◆ **Challenge**:
Transcribe the entries that follow exactly as they appear, minus pictures.

◆ **Given data**:
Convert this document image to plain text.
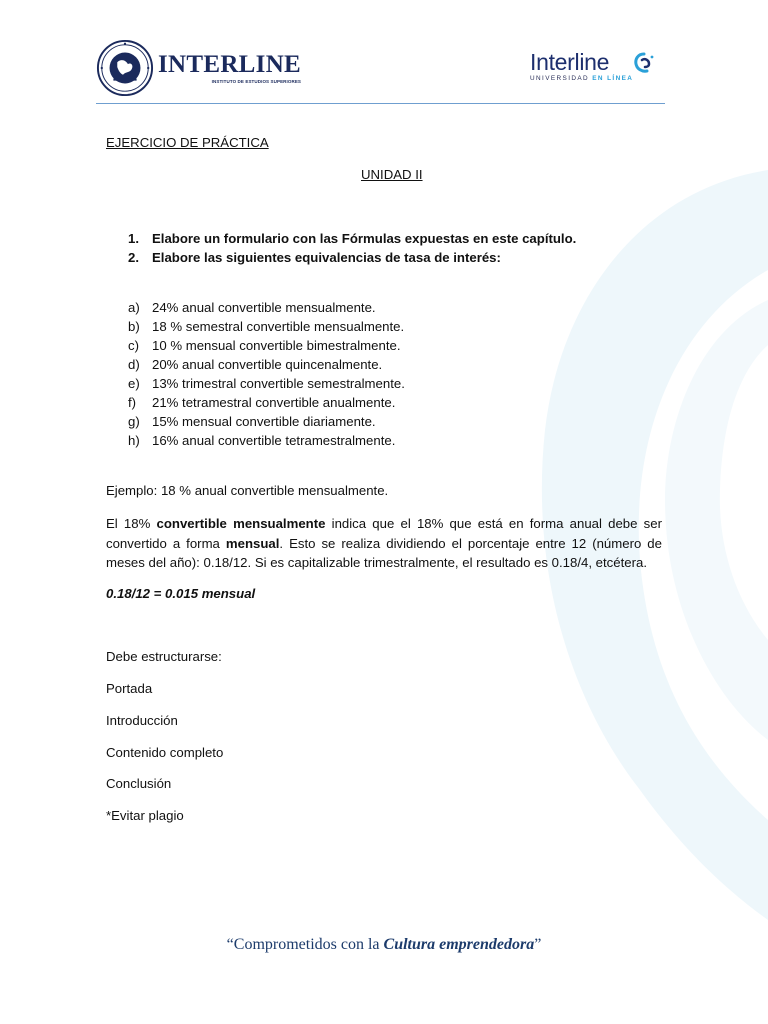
INTERLINE
INSTITUTO DE ESTUDIOS SUPERIORES
Interline
UNIVERSIDAD EN LÍNEA
EJERCICIO DE PRÁCTICA
UNIDAD II
1. Elabore un formulario con las Fórmulas expuestas en este capítulo.
2. Elabore las siguientes equivalencias de tasa de interés:
a) 24% anual convertible mensualmente.
b) 18 % semestral convertible mensualmente.
c) 10 % mensual convertible bimestralmente.
d) 20% anual convertible quincenalmente.
e) 13% trimestral convertible semestralmente.
f) 21% tetramestral convertible anualmente.
g) 15% mensual convertible diariamente.
h) 16% anual convertible tetramestralmente.
Ejemplo: 18 % anual convertible mensualmente.
El 18% convertible mensualmente indica que el 18% que está en forma anual debe ser convertido a forma mensual. Esto se realiza dividiendo el porcentaje entre 12 (número de meses del año): 0.18/12. Si es capitalizable trimestralmente, el resultado es 0.18/4, etcétera.
0.18/12 = 0.015 mensual
Debe estructurarse:
Portada
Introducción
Contenido completo
Conclusión
*Evitar plagio
“Comprometidos con la Cultura emprendedora”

◆ **Exercise result**:
Convert this document image to plain text.
INTERLINE
INSTITUTO DE ESTUDIOS SUPERIORES
Interline
UNIVERSIDAD EN LÍNEA
EJERCICIO DE PRÁCTICA
UNIDAD II
1. Elabore un formulario con las Fórmulas expuestas en este capítulo.
2. Elabore las siguientes equivalencias de tasa de interés:
a) 24% anual convertible mensualmente.
b) 18 % semestral convertible mensualmente.
c) 10 % mensual convertible bimestralmente.
d) 20% anual convertible quincenalmente.
e) 13% trimestral convertible semestralmente.
f) 21% tetramestral convertible anualmente.
g) 15% mensual convertible diariamente.
h) 16% anual convertible tetramestralmente.
Ejemplo: 18 % anual convertible mensualmente.
El 18% convertible mensualmente indica que el 18% que está en forma anual debe ser convertido a forma mensual. Esto se realiza dividiendo el porcentaje entre 12 (número de meses del año): 0.18/12. Si es capitalizable trimestralmente, el resultado es 0.18/4, etcétera.
0.18/12 = 0.015 mensual
Debe estructurarse:
Portada
Introducción
Contenido completo
Conclusión
*Evitar plagio
“Comprometidos con la Cultura emprendedora”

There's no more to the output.